What is needed: Each entry below must come back exactly as written, without its pictures.

Start of Data records

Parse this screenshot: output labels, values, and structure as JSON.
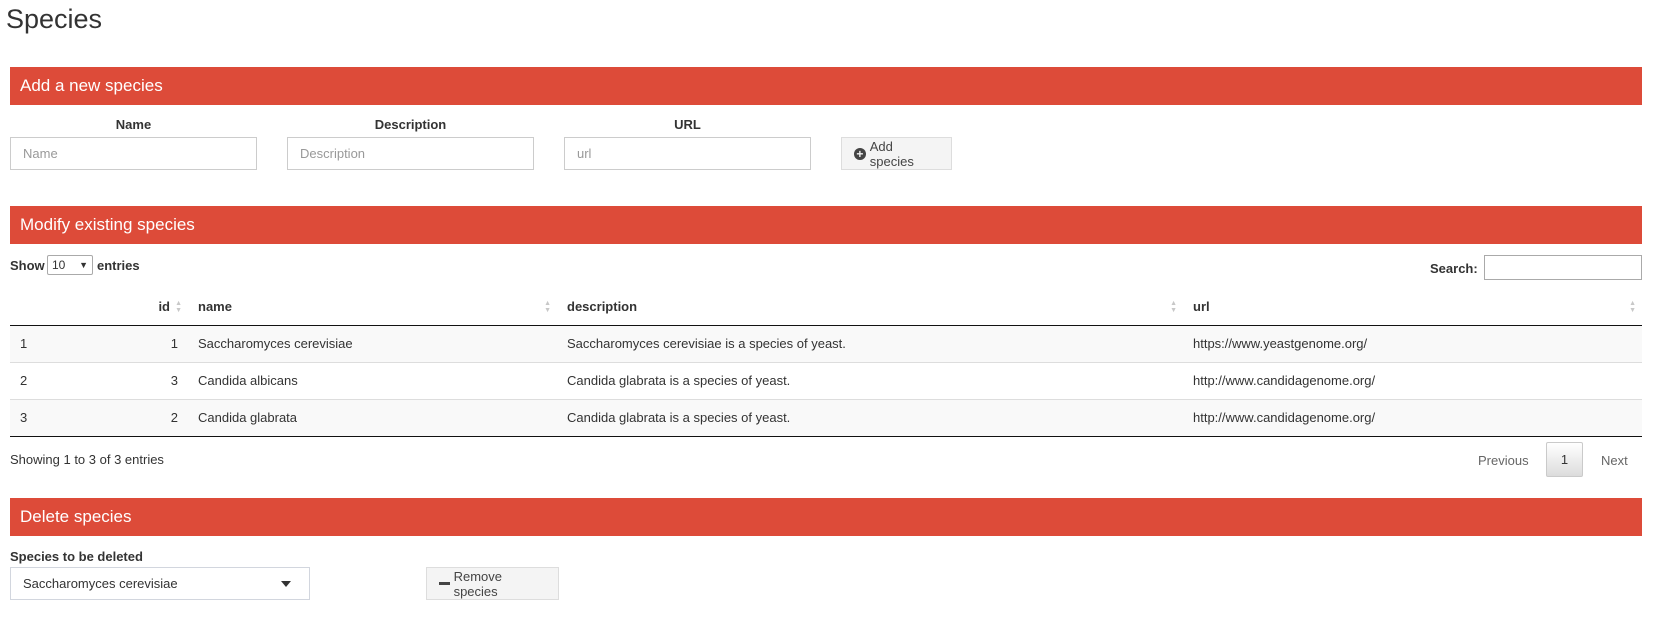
{
  "page": {
    "title": "Species"
  },
  "add_section": {
    "header": "Add a new species",
    "name_label": "Name",
    "name_placeholder": "Name",
    "description_label": "Description",
    "description_placeholder": "Description",
    "url_label": "URL",
    "url_placeholder": "url",
    "add_button_label": "Add species"
  },
  "modify_section": {
    "header": "Modify existing species",
    "show_label": "Show",
    "entries_label": "entries",
    "page_length": "10",
    "search_label": "Search:",
    "columns": [
      "",
      "id",
      "name",
      "description",
      "url"
    ],
    "rows": [
      {
        "index": "1",
        "id": "1",
        "name": "Saccharomyces cerevisiae",
        "description": "Saccharomyces cerevisiae is a species of yeast.",
        "url": "https://www.yeastgenome.org/"
      },
      {
        "index": "2",
        "id": "3",
        "name": "Candida albicans",
        "description": "Candida glabrata is a species of yeast.",
        "url": "http://www.candidagenome.org/"
      },
      {
        "index": "3",
        "id": "2",
        "name": "Candida glabrata",
        "description": "Candida glabrata is a species of yeast.",
        "url": "http://www.candidagenome.org/"
      }
    ],
    "info": "Showing 1 to 3 of 3 entries",
    "pagination": {
      "previous": "Previous",
      "current": "1",
      "next": "Next"
    }
  },
  "delete_section": {
    "header": "Delete species",
    "select_label": "Species to be deleted",
    "selected_value": "Saccharomyces cerevisiae",
    "remove_button_label": "Remove species"
  },
  "colors": {
    "header_bg": "#dd4b39",
    "button_bg": "#f4f4f4"
  },
  "icons": {
    "add": "plus-circle-icon",
    "remove": "minus-icon",
    "dropdown": "caret-down-icon",
    "sort": "sort-icon"
  }
}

End of Data records

Finished task:
Parse this screenshot: output labels, values, and structure as JSON.
{
  "page": {
    "title": "Species"
  },
  "add_section": {
    "header": "Add a new species",
    "name_label": "Name",
    "name_placeholder": "Name",
    "description_label": "Description",
    "description_placeholder": "Description",
    "url_label": "URL",
    "url_placeholder": "url",
    "add_button_label": "Add species"
  },
  "modify_section": {
    "header": "Modify existing species",
    "show_label": "Show",
    "entries_label": "entries",
    "page_length": "10",
    "search_label": "Search:",
    "columns": [
      "",
      "id",
      "name",
      "description",
      "url"
    ],
    "rows": [
      {
        "index": "1",
        "id": "1",
        "name": "Saccharomyces cerevisiae",
        "description": "Saccharomyces cerevisiae is a species of yeast.",
        "url": "https://www.yeastgenome.org/"
      },
      {
        "index": "2",
        "id": "3",
        "name": "Candida albicans",
        "description": "Candida glabrata is a species of yeast.",
        "url": "http://www.candidagenome.org/"
      },
      {
        "index": "3",
        "id": "2",
        "name": "Candida glabrata",
        "description": "Candida glabrata is a species of yeast.",
        "url": "http://www.candidagenome.org/"
      }
    ],
    "info": "Showing 1 to 3 of 3 entries",
    "pagination": {
      "previous": "Previous",
      "current": "1",
      "next": "Next"
    }
  },
  "delete_section": {
    "header": "Delete species",
    "select_label": "Species to be deleted",
    "selected_value": "Saccharomyces cerevisiae",
    "remove_button_label": "Remove species"
  },
  "colors": {
    "header_bg": "#dd4b39",
    "button_bg": "#f4f4f4"
  },
  "icons": {
    "add": "plus-circle-icon",
    "remove": "minus-icon",
    "dropdown": "caret-down-icon",
    "sort": "sort-icon"
  }
}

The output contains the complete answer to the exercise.